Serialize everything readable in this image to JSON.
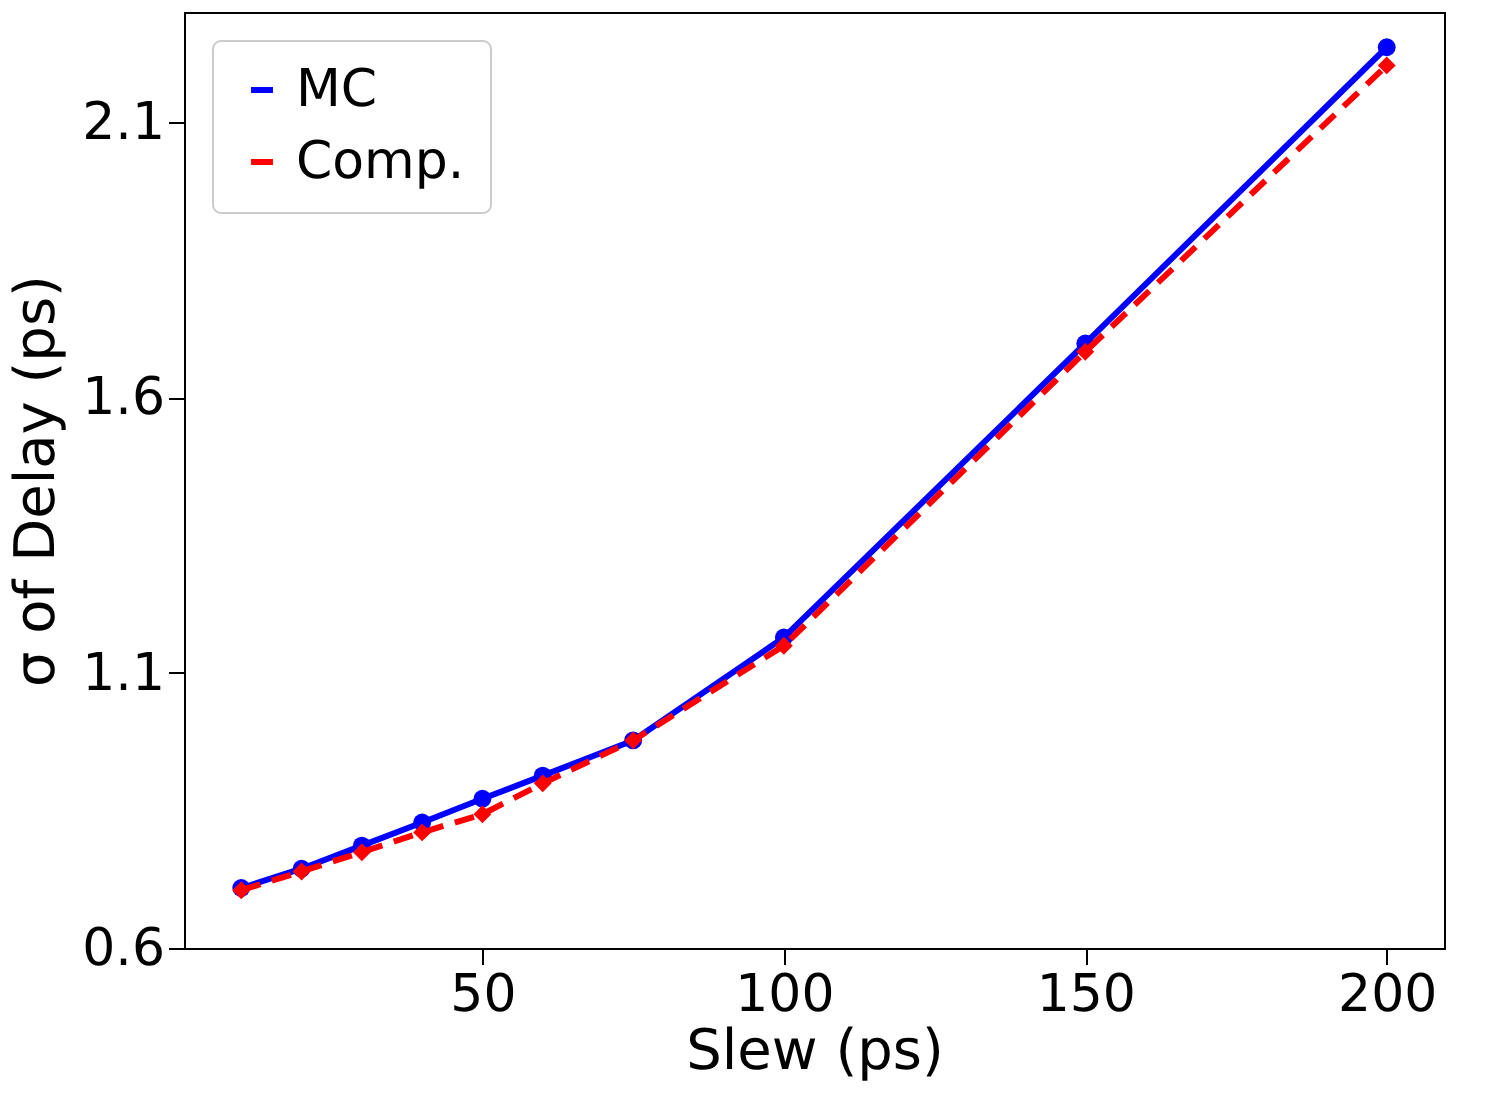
{
  "chart_data": {
    "type": "line",
    "xlabel": "Slew (ps)",
    "ylabel": "σ of Delay (ps)",
    "x": [
      10,
      20,
      30,
      40,
      50,
      60,
      75,
      100,
      150,
      200
    ],
    "xlim": [
      0.5,
      209.5
    ],
    "xticks": [
      50,
      100,
      150,
      200
    ],
    "ylim": [
      0.6,
      2.3
    ],
    "yticks": [
      0.6,
      1.1,
      1.6,
      2.1
    ],
    "grid": false,
    "legend": "top left",
    "series": [
      {
        "name": "MC",
        "color": "#0000ff",
        "marker": "circle",
        "line_style": "solid",
        "values": [
          0.709,
          0.744,
          0.786,
          0.828,
          0.871,
          0.913,
          0.977,
          1.164,
          1.698,
          2.236
        ]
      },
      {
        "name": "Comp.",
        "color": "#ff0000",
        "marker": "diamond",
        "line_style": "dashed",
        "values": [
          0.705,
          0.739,
          0.774,
          0.81,
          0.843,
          0.899,
          0.977,
          1.149,
          1.683,
          2.203
        ]
      }
    ]
  }
}
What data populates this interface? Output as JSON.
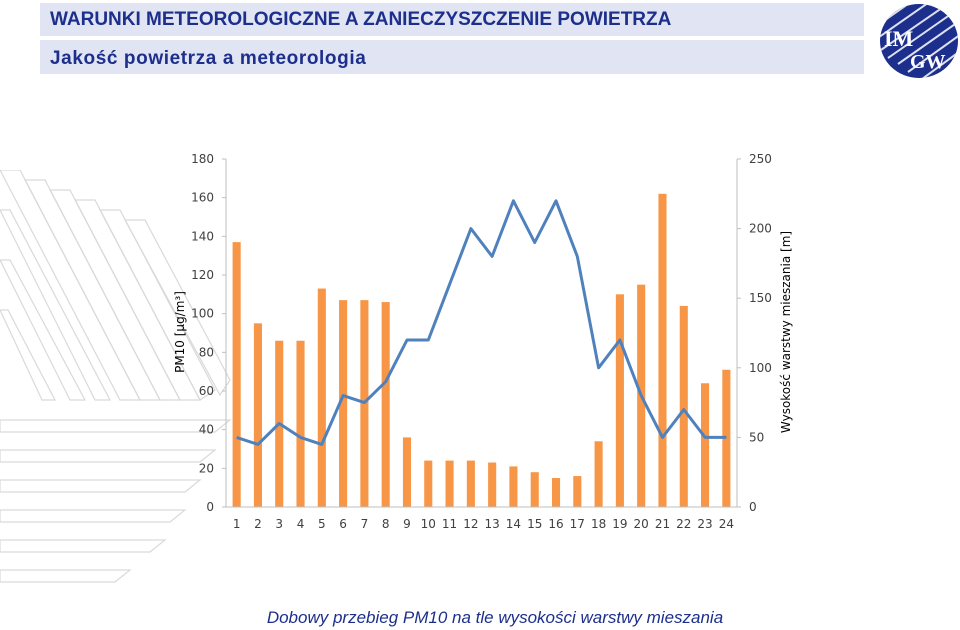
{
  "header": {
    "title": "WARUNKI METEOROLOGICZNE A ZANIECZYSZCZENIE POWIETRZA",
    "subtitle": "Jakość powietrza  a meteorologia"
  },
  "logo": {
    "text_top": "IM",
    "text_bottom": "GW",
    "icon": "imgw-logo"
  },
  "caption": "Dobowy przebieg PM10 na tle wysokości warstwy mieszania",
  "colors": {
    "bar": "#f79646",
    "line": "#4f81bd",
    "header_bg": "#e1e4f2",
    "header_text": "#1d2f8c"
  },
  "chart_data": {
    "type": "bar",
    "categories": [
      "1",
      "2",
      "3",
      "4",
      "5",
      "6",
      "7",
      "8",
      "9",
      "10",
      "11",
      "12",
      "13",
      "14",
      "15",
      "16",
      "17",
      "18",
      "19",
      "20",
      "21",
      "22",
      "23",
      "24"
    ],
    "series": [
      {
        "type": "bar",
        "axis": "left",
        "values": [
          137,
          95,
          86,
          86,
          113,
          107,
          107,
          106,
          36,
          24,
          24,
          24,
          23,
          21,
          18,
          15,
          16,
          34,
          110,
          115,
          162,
          104,
          64,
          71
        ]
      },
      {
        "type": "line",
        "axis": "right",
        "values": [
          50,
          45,
          60,
          50,
          45,
          80,
          75,
          90,
          120,
          120,
          160,
          200,
          180,
          220,
          190,
          220,
          180,
          100,
          120,
          80,
          50,
          70,
          50,
          50
        ]
      }
    ],
    "ylabel": "PM10 [µg/m³]",
    "y2label": "Wysokość warstwy mieszania [m]",
    "ylim": [
      0,
      180
    ],
    "yticks": [
      "0",
      "20",
      "40",
      "60",
      "80",
      "100",
      "120",
      "140",
      "160",
      "180"
    ],
    "y2lim": [
      0,
      250
    ],
    "y2ticks": [
      "0",
      "50",
      "100",
      "150",
      "200",
      "250"
    ],
    "grid": false
  }
}
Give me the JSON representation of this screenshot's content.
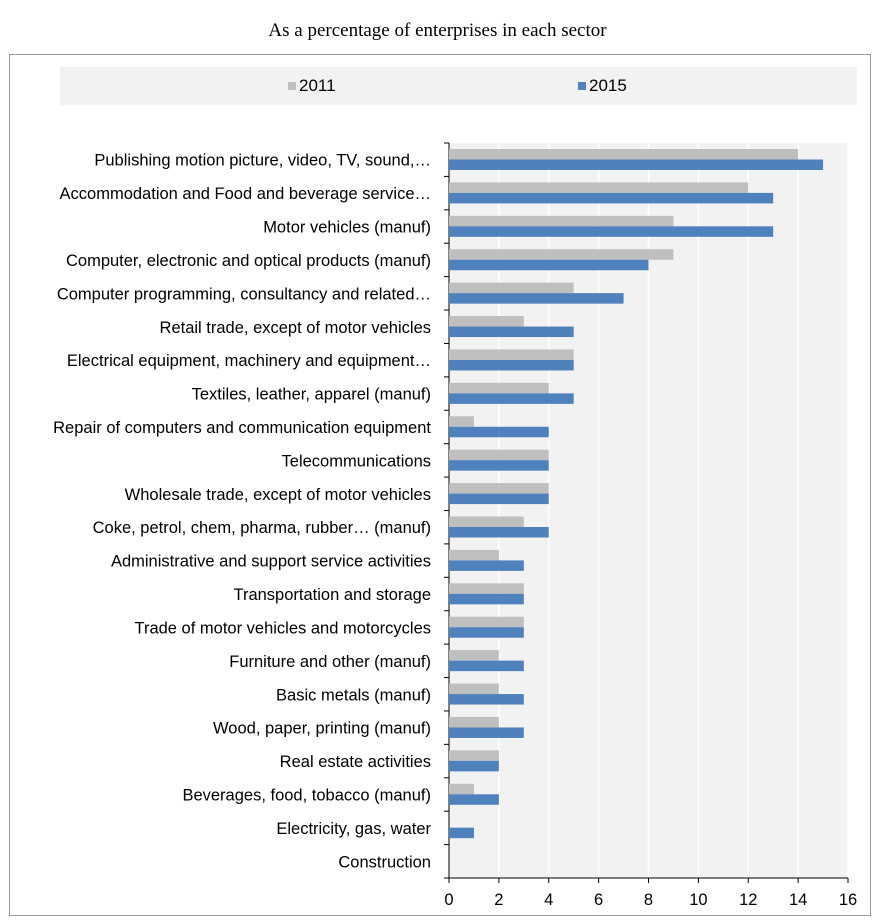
{
  "subtitle": "As a percentage of enterprises in each sector",
  "chart_data": {
    "type": "bar",
    "orientation": "horizontal",
    "categories": [
      "Publishing motion picture, video, TV, sound,…",
      "Accommodation and Food and beverage service…",
      "Motor vehicles (manuf)",
      "Computer, electronic and optical products (manuf)",
      "Computer programming, consultancy and related…",
      "Retail trade, except of motor vehicles",
      "Electrical equipment, machinery and equipment…",
      "Textiles, leather, apparel (manuf)",
      "Repair of computers and communication equipment",
      "Telecommunications",
      "Wholesale trade, except of motor vehicles",
      "Coke, petrol, chem, pharma, rubber… (manuf)",
      "Administrative and support service activities",
      "Transportation and storage",
      "Trade of motor vehicles and motorcycles",
      "Furniture and other (manuf)",
      "Basic metals (manuf)",
      "Wood, paper, printing (manuf)",
      "Real estate activities",
      "Beverages, food, tobacco (manuf)",
      "Electricity, gas, water",
      "Construction"
    ],
    "series": [
      {
        "name": "2011",
        "color": "#bfbfbf",
        "values": [
          14,
          12,
          9,
          9,
          5,
          3,
          5,
          4,
          1,
          4,
          4,
          3,
          2,
          3,
          3,
          2,
          2,
          2,
          2,
          1,
          0,
          0
        ]
      },
      {
        "name": "2015",
        "color": "#4f81bd",
        "values": [
          15,
          13,
          13,
          8,
          7,
          5,
          5,
          5,
          4,
          4,
          4,
          4,
          3,
          3,
          3,
          3,
          3,
          3,
          2,
          2,
          1,
          0
        ]
      }
    ],
    "xlim": [
      0,
      16
    ],
    "xticks": [
      0,
      2,
      4,
      6,
      8,
      10,
      12,
      14,
      16
    ],
    "grid": "vertical",
    "legend_position": "top"
  }
}
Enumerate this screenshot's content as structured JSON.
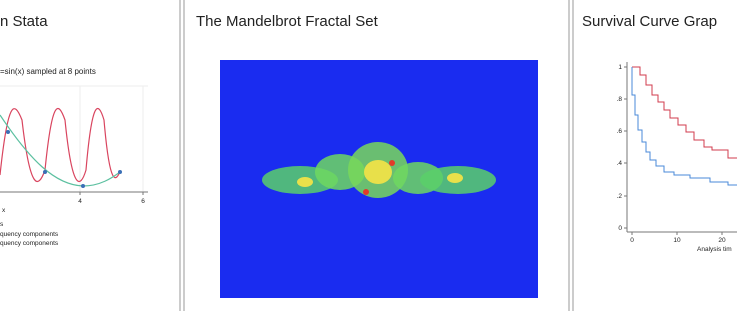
{
  "cards": [
    {
      "title": "n Stata",
      "chart": {
        "subtitle": "=sin(x) sampled at 8 points",
        "x_ticks": [
          "4",
          "6"
        ],
        "x_label": "x",
        "legend": [
          "s",
          "quency components",
          "quency components"
        ]
      }
    },
    {
      "title": "The Mandelbrot Fractal Set"
    },
    {
      "title": "Survival Curve Grap",
      "chart": {
        "y_ticks": [
          "1",
          ".8",
          ".6",
          ".4",
          ".2",
          "0"
        ],
        "x_ticks": [
          "0",
          "10",
          "20"
        ],
        "x_label": "Analysis tim"
      }
    }
  ]
}
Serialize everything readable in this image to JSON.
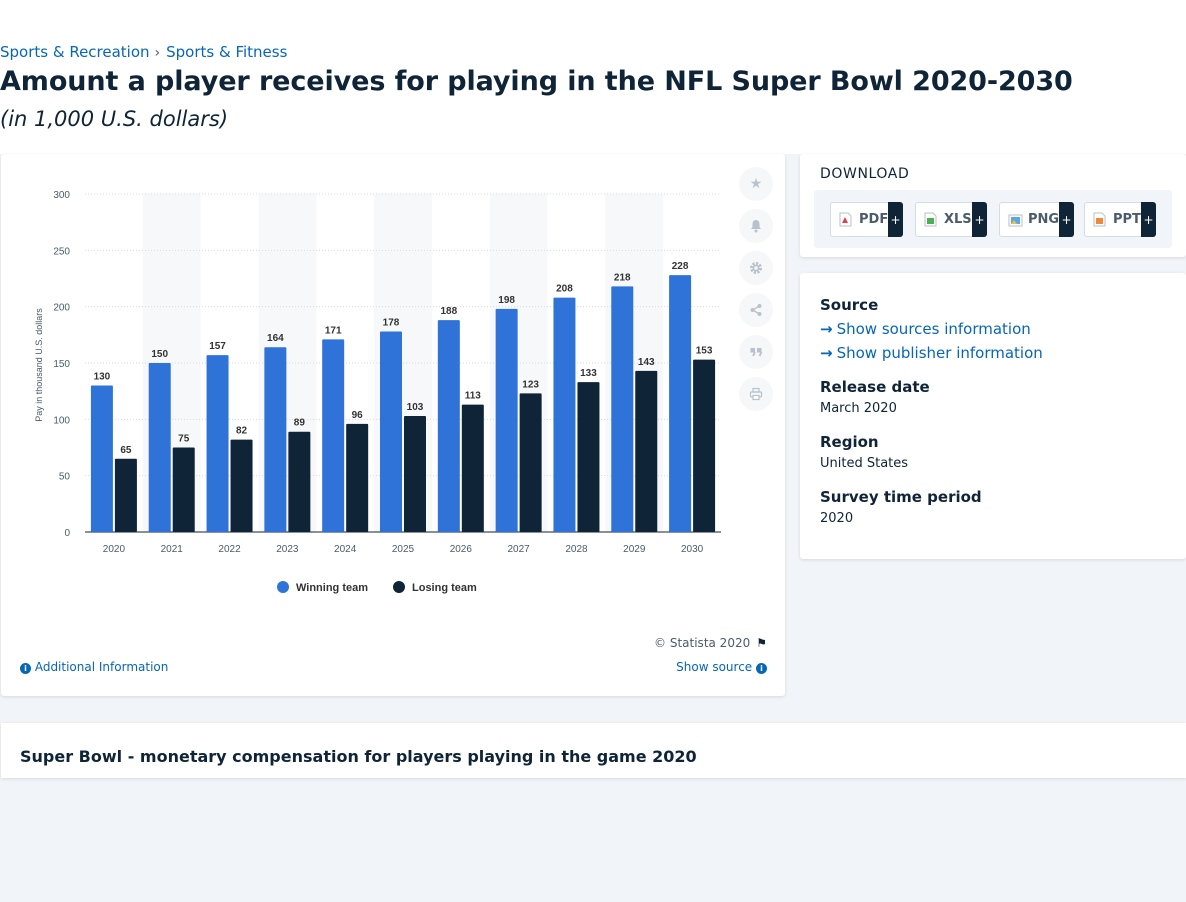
{
  "breadcrumbs": {
    "items": [
      "Sports & Recreation",
      "Sports & Fitness"
    ],
    "separator": "›"
  },
  "page": {
    "title": "Amount a player receives for playing in the NFL Super Bowl 2020-2030",
    "subtitle": "(in 1,000 U.S. dollars)"
  },
  "chart_data": {
    "type": "bar",
    "categories": [
      "2020",
      "2021",
      "2022",
      "2023",
      "2024",
      "2025",
      "2026",
      "2027",
      "2028",
      "2029",
      "2030"
    ],
    "series": [
      {
        "name": "Winning team",
        "values": [
          130,
          150,
          157,
          164,
          171,
          178,
          188,
          198,
          208,
          218,
          228
        ],
        "color": "#2f73d9"
      },
      {
        "name": "Losing team",
        "values": [
          65,
          75,
          82,
          89,
          96,
          103,
          113,
          123,
          133,
          143,
          153
        ],
        "color": "#0f2437"
      }
    ],
    "ylabel": "Pay in thousand U.S. dollars",
    "xlabel": "",
    "ylim": [
      0,
      300
    ],
    "yticks": [
      0,
      50,
      100,
      150,
      200,
      250,
      300
    ],
    "grid": true,
    "legend_position": "bottom-center",
    "data_labels": true
  },
  "chart_footer": {
    "copyright": "© Statista 2020",
    "additional_info": "Additional Information",
    "show_source": "Show source"
  },
  "side_tools": [
    "star-icon",
    "bell-icon",
    "gear-icon",
    "share-icon",
    "quote-icon",
    "print-icon"
  ],
  "download": {
    "title": "DOWNLOAD",
    "buttons": [
      {
        "label": "PDF",
        "icon": "pdf-file-icon",
        "color": "#e0414a"
      },
      {
        "label": "XLS",
        "icon": "xls-file-icon",
        "color": "#4caf50"
      },
      {
        "label": "PNG",
        "icon": "png-file-icon",
        "color": "#5aa6e6"
      },
      {
        "label": "PPT",
        "icon": "ppt-file-icon",
        "color": "#f0883a"
      }
    ],
    "plus": "+"
  },
  "info": {
    "source_heading": "Source",
    "show_sources": "Show sources information",
    "show_publisher": "Show publisher information",
    "release_heading": "Release date",
    "release_value": "March 2020",
    "region_heading": "Region",
    "region_value": "United States",
    "survey_heading": "Survey time period",
    "survey_value": "2020"
  },
  "related": {
    "title": "Super Bowl - monetary compensation for players playing in the game 2020"
  }
}
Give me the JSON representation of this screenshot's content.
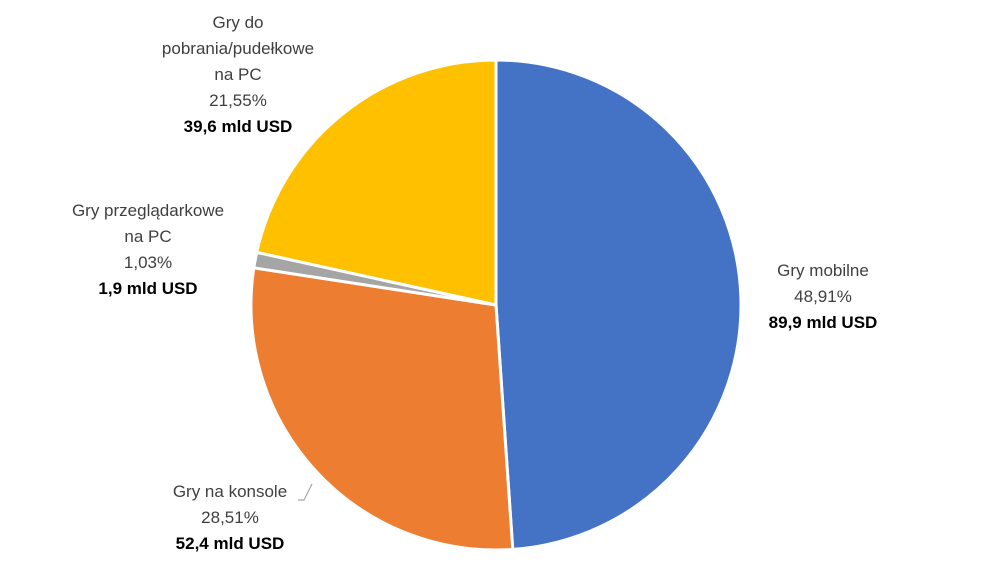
{
  "chart_data": {
    "type": "pie",
    "categories": [
      "Gry mobilne",
      "Gry na konsole",
      "Gry przeglądarkowe\nna PC",
      "Gry do\npobrania/pudełkowe\nna PC"
    ],
    "values": [
      48.91,
      28.51,
      1.03,
      21.55
    ],
    "value_labels": [
      "48,91%",
      "28,51%",
      "1,03%",
      "21,55%"
    ],
    "amounts": [
      89.9,
      52.4,
      1.9,
      39.6
    ],
    "amount_labels": [
      "89,9 mld USD",
      "52,4 mld USD",
      "1,9 mld USD",
      "39,6 mld USD"
    ],
    "colors": [
      "#4472c4",
      "#ed7d31",
      "#a5a5a5",
      "#ffc000"
    ]
  }
}
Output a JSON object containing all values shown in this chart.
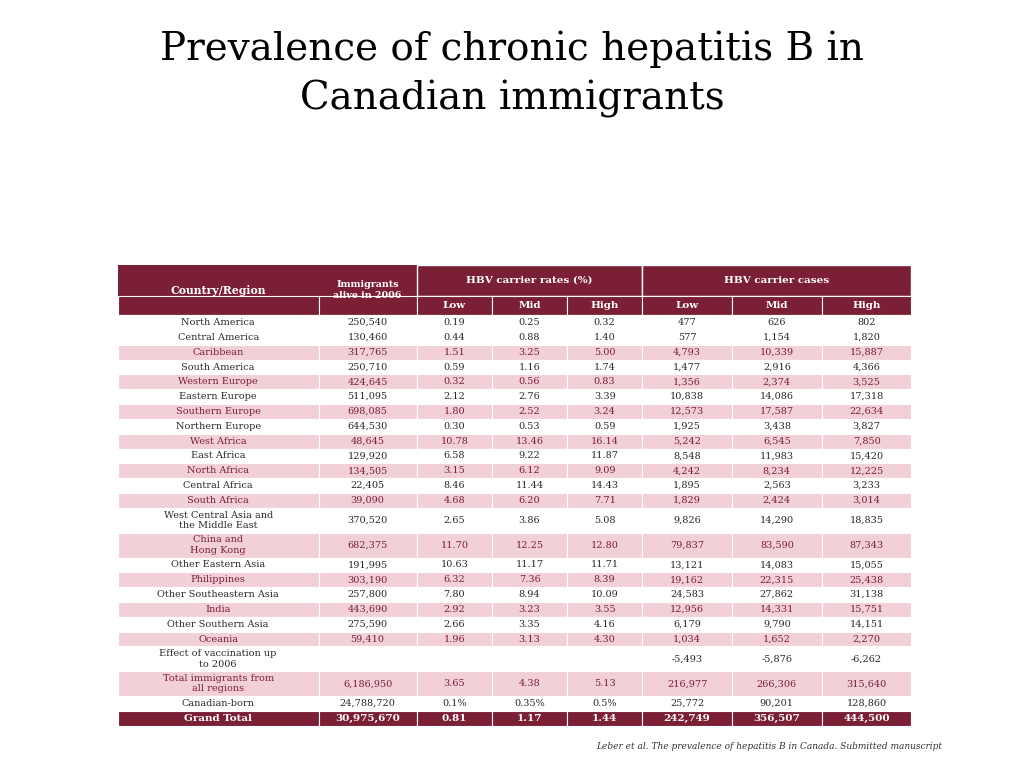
+++
Of all the lines in the listing above, how many include "subtitle"? Write only the number.

4